■ EXERCISE OBJECTIVE: Filter the lines below, copying only those with the string "outline".

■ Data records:
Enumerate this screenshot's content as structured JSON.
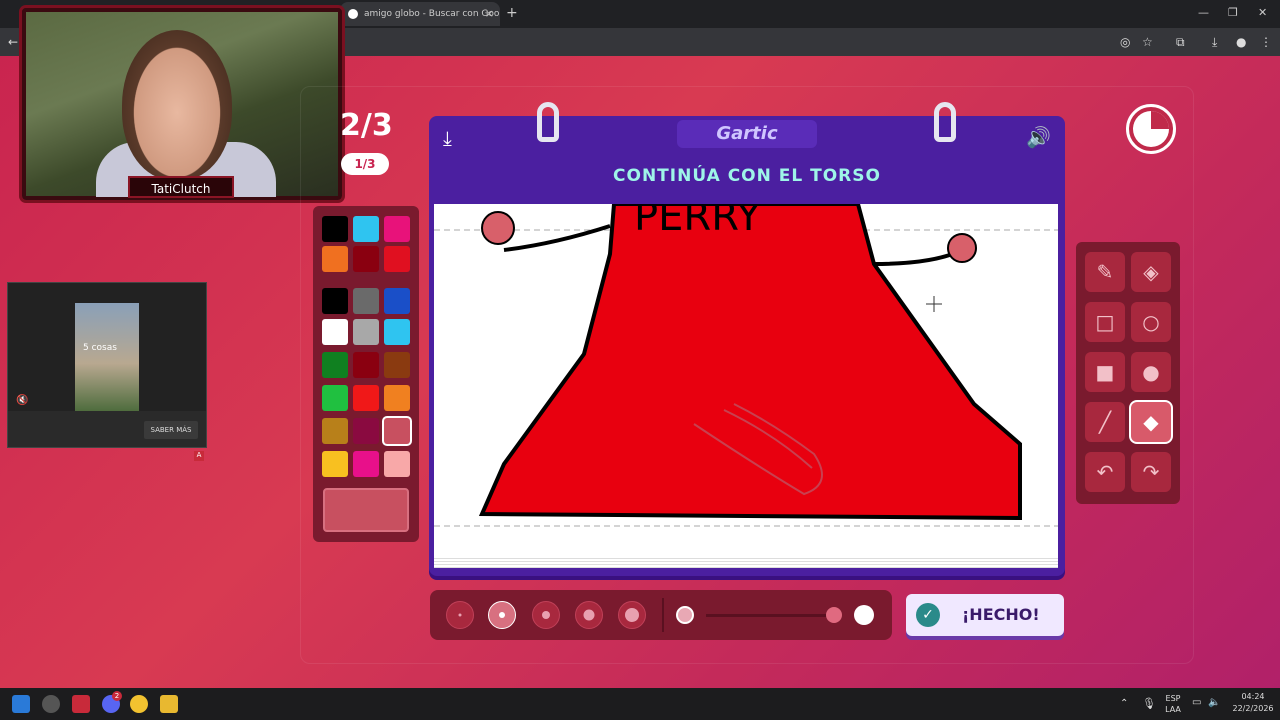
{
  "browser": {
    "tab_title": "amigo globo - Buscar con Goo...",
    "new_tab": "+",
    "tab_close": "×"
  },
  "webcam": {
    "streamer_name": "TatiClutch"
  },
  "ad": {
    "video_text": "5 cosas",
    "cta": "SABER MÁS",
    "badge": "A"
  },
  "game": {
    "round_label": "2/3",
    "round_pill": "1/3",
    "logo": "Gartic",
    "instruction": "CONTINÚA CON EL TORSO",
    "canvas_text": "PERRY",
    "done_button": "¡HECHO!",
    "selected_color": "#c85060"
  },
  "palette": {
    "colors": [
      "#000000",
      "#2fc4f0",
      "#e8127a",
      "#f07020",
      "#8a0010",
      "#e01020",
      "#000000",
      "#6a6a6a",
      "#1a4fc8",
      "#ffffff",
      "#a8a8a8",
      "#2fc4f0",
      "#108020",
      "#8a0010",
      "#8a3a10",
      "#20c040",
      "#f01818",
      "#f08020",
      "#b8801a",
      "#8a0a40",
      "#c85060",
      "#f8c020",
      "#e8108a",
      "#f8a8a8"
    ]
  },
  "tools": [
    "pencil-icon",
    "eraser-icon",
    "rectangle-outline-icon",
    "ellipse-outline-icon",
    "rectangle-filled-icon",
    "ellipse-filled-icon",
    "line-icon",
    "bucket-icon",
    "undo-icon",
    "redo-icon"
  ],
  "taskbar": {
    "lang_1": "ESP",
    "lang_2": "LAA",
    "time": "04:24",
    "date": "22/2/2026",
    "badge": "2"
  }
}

==

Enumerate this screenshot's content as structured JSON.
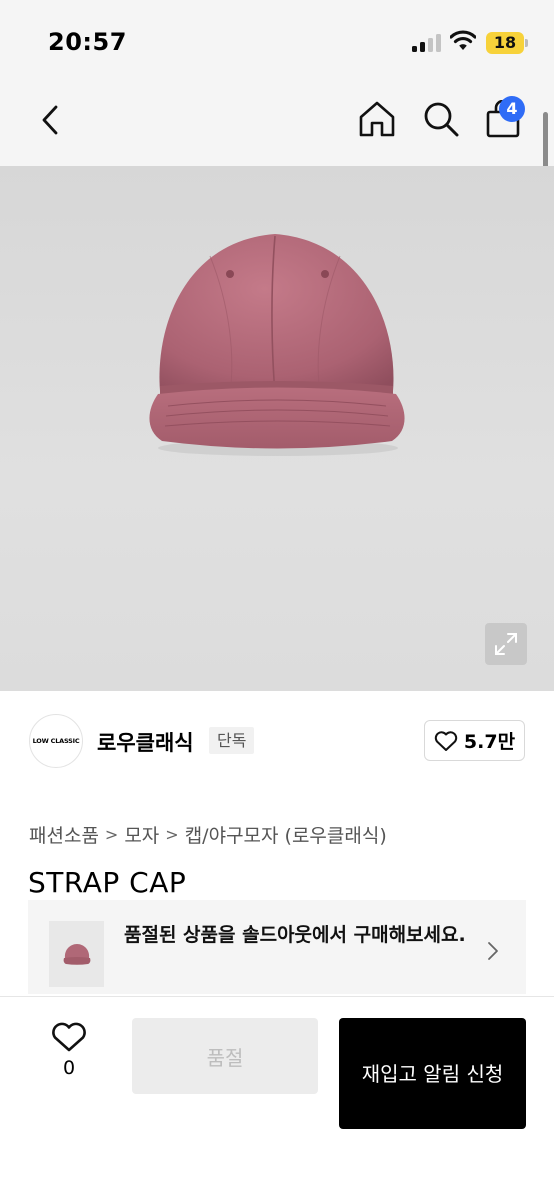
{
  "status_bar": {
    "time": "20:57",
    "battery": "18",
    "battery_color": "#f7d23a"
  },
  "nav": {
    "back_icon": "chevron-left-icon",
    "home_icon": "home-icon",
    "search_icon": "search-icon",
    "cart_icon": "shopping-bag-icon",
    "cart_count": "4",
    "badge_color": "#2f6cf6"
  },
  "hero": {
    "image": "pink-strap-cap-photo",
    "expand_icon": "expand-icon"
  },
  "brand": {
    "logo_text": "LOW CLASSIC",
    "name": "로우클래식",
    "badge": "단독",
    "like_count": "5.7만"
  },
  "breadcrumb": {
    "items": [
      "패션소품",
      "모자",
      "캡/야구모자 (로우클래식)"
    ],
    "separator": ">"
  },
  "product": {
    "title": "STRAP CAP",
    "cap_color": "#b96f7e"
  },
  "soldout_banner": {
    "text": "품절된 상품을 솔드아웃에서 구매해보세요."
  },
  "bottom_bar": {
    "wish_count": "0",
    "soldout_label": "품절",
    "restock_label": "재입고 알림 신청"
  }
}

■ FINAL ANSWER:
    "rectangle-outline-icon",
    "ellipse-outline-icon",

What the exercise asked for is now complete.